### WORK INSTRUCTIONS
Among the lines below, how many carry the string "ylabel"? Reply with a number and nothing else.

(Dataset listings of figures)

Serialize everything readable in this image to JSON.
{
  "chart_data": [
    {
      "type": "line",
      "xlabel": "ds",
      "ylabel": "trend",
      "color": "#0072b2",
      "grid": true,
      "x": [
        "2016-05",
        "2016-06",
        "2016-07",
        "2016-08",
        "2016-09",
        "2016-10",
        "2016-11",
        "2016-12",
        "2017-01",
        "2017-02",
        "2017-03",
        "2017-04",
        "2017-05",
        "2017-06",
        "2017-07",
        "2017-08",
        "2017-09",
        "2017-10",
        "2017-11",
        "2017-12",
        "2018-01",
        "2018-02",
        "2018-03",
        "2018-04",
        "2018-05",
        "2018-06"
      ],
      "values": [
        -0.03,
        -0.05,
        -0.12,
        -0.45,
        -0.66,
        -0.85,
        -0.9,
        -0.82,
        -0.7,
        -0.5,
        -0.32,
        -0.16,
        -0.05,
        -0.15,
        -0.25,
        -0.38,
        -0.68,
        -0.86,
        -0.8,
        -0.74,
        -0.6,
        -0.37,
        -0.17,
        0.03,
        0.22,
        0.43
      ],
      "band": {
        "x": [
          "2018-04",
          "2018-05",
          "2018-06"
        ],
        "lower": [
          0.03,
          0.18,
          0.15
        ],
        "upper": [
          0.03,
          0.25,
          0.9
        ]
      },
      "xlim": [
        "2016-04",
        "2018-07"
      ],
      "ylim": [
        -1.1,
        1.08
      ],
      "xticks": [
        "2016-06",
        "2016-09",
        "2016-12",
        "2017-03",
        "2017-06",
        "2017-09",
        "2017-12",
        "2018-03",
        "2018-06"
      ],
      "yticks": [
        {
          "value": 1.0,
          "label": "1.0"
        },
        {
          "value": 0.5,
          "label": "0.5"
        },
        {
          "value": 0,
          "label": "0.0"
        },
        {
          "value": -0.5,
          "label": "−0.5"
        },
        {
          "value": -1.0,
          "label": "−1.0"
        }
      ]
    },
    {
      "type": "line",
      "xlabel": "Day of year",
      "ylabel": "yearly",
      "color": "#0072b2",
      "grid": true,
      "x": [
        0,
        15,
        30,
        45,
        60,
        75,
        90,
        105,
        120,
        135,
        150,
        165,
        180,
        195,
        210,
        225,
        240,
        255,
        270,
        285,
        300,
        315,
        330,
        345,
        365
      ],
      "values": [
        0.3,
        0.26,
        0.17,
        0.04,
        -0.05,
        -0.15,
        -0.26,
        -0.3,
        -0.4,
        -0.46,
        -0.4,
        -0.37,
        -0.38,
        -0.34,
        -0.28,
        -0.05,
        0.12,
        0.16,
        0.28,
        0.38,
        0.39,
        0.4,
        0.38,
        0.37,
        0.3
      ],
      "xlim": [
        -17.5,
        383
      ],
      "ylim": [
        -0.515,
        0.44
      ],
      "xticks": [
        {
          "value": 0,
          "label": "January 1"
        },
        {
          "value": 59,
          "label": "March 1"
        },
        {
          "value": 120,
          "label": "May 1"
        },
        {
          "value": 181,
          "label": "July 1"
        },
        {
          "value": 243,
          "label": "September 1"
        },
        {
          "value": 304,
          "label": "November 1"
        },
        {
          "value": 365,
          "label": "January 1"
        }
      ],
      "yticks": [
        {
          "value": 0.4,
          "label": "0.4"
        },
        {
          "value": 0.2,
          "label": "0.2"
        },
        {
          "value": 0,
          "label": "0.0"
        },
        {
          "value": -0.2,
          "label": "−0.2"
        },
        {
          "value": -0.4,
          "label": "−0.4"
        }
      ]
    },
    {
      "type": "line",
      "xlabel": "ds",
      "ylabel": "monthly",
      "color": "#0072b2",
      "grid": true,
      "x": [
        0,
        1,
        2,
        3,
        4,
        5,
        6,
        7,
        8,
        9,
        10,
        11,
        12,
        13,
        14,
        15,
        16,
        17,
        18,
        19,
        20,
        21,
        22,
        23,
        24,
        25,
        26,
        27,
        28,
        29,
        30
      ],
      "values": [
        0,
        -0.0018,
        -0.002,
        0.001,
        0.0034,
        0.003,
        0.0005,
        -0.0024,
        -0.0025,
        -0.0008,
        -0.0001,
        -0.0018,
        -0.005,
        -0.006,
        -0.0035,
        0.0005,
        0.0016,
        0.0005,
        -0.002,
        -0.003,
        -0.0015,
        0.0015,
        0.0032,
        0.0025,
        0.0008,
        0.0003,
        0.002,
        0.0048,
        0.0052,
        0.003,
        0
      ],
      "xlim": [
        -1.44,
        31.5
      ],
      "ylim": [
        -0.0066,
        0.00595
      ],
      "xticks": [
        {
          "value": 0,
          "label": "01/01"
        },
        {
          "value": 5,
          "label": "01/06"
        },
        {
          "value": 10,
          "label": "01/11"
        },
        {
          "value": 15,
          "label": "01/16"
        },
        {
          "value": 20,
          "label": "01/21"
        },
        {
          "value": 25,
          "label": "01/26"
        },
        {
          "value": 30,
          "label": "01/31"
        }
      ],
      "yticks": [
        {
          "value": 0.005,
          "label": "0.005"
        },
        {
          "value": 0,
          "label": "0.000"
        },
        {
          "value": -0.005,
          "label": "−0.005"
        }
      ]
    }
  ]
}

### RESPONSE TO THE TASK
3